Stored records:
====

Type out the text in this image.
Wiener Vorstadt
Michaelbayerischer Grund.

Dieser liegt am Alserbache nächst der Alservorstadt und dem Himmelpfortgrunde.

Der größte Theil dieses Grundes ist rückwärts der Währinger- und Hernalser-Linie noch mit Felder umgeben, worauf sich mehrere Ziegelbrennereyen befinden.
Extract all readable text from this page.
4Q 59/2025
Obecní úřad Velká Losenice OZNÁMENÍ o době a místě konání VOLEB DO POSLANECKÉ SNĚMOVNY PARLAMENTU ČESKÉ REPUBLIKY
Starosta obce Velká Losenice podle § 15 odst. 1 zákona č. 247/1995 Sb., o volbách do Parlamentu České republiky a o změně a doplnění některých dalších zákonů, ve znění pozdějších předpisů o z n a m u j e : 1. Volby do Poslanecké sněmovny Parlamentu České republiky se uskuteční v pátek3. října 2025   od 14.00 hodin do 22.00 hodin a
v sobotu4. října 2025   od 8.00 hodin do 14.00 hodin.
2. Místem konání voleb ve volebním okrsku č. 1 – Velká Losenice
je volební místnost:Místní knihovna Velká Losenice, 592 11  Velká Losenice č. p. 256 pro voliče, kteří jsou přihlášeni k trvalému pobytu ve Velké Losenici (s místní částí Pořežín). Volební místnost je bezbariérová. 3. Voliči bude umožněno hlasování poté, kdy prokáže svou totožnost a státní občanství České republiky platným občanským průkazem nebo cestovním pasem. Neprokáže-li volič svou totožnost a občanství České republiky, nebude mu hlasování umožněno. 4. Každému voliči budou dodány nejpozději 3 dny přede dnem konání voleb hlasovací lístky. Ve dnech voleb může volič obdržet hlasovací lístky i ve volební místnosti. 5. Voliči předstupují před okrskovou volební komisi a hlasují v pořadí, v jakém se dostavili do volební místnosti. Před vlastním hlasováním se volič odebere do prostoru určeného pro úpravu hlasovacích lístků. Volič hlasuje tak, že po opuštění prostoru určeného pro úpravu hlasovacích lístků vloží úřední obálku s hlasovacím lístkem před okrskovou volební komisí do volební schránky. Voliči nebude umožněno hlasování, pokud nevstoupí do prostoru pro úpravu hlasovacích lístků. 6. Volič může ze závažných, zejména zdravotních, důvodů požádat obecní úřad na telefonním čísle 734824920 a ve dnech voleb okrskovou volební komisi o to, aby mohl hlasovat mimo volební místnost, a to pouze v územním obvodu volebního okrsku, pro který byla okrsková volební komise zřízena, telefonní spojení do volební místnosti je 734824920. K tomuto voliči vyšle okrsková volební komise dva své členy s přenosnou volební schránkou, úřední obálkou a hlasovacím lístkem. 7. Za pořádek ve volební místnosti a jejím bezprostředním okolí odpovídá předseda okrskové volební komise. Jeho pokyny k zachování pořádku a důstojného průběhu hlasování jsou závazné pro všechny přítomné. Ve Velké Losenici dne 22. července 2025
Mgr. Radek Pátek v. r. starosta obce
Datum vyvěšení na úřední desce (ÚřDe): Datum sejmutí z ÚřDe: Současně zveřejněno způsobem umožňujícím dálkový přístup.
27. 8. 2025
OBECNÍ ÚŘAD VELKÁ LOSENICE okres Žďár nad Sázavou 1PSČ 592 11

====

* [WHAT YOU NEED TO DO] Report only the count of lines that include the string "obce".

* [ANSWER TO THE TASK] 2